**REQUIREMENT**
Copy the records below exactly, omitting any pictures they contain.

**SUPPLIED INFORMATION**
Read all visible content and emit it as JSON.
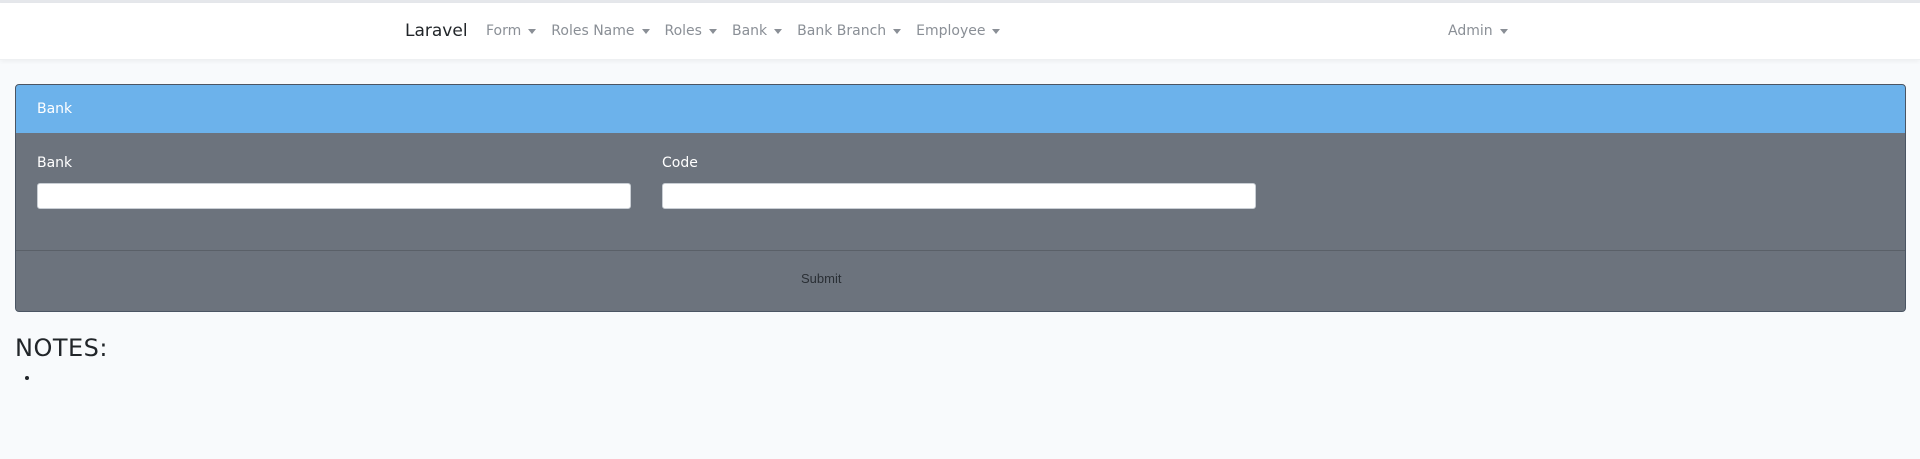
{
  "navbar": {
    "brand": "Laravel",
    "menu": [
      {
        "label": "Form"
      },
      {
        "label": "Roles Name"
      },
      {
        "label": "Roles"
      },
      {
        "label": "Bank"
      },
      {
        "label": "Bank Branch"
      },
      {
        "label": "Employee"
      }
    ],
    "user_label": "Admin"
  },
  "card": {
    "title": "Bank",
    "fields": [
      {
        "label": "Bank",
        "value": "",
        "placeholder": ""
      },
      {
        "label": "Code",
        "value": "",
        "placeholder": ""
      }
    ],
    "submit_label": "Submit"
  },
  "notes": {
    "title": "NOTES:",
    "items": [
      ""
    ]
  },
  "colors": {
    "header_blue": "#6cb2eb",
    "card_gray": "#6c737d",
    "nav_text": "#8a8f96"
  },
  "icons": {
    "dropdown": "caret-down-icon"
  }
}
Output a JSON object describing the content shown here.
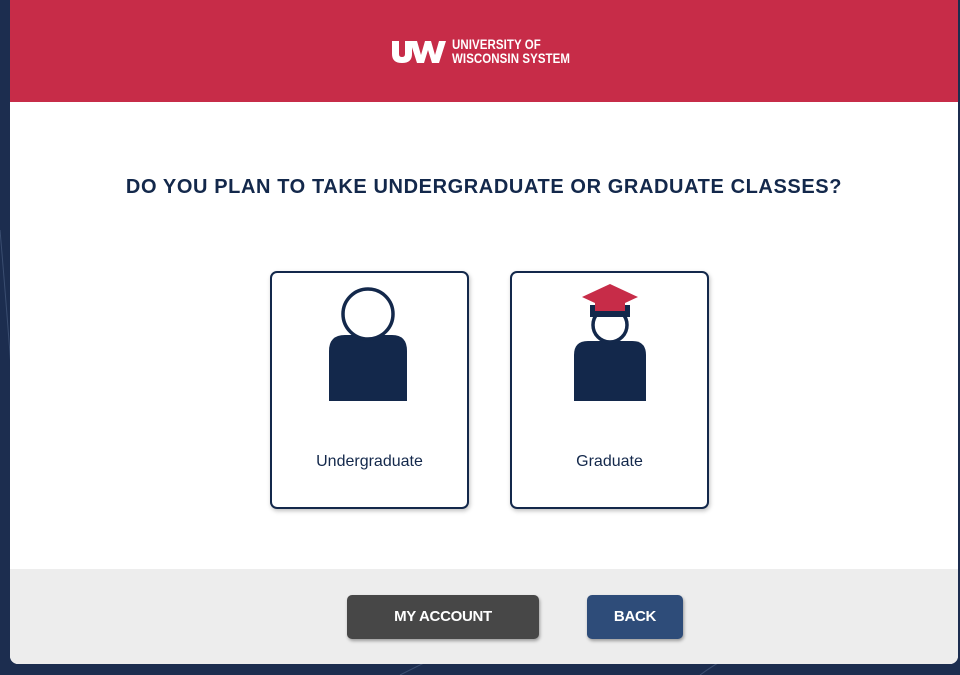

**OUTPUT OF THE EXERCISE**
Read all visible content and emit it as JSON.
{
  "navbar": {
    "brand": "Laravel",
    "menu": [
      {
        "label": "Form"
      },
      {
        "label": "Roles Name"
      },
      {
        "label": "Roles"
      },
      {
        "label": "Bank"
      },
      {
        "label": "Bank Branch"
      },
      {
        "label": "Employee"
      }
    ],
    "user_label": "Admin"
  },
  "card": {
    "title": "Bank",
    "fields": [
      {
        "label": "Bank",
        "value": "",
        "placeholder": ""
      },
      {
        "label": "Code",
        "value": "",
        "placeholder": ""
      }
    ],
    "submit_label": "Submit"
  },
  "notes": {
    "title": "NOTES:",
    "items": [
      ""
    ]
  },
  "colors": {
    "header_blue": "#6cb2eb",
    "card_gray": "#6c737d",
    "nav_text": "#8a8f96"
  },
  "icons": {
    "dropdown": "caret-down-icon"
  }
}
Output a JSON object describing the content shown here.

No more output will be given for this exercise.